[PROBLEM DESCRIPTION]: Locate the lines where "Management" occurs and copy them as they stand.

(Source data)
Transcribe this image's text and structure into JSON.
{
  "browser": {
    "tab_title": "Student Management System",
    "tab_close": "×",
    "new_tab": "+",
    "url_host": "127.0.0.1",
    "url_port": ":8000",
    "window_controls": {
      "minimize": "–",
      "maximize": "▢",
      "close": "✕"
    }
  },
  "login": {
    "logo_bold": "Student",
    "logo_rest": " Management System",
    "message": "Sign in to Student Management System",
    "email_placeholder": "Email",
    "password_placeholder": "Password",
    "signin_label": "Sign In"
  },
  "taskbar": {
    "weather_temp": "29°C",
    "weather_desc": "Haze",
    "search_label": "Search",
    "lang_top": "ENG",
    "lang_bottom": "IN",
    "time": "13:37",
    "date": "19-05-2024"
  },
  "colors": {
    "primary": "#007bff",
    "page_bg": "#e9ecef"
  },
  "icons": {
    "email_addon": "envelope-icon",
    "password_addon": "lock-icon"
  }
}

[PROBLEM SOLUTION]:
    "tab_title": "Student Management System",
    "logo_rest": " Management System",
    "message": "Sign in to Student Management System",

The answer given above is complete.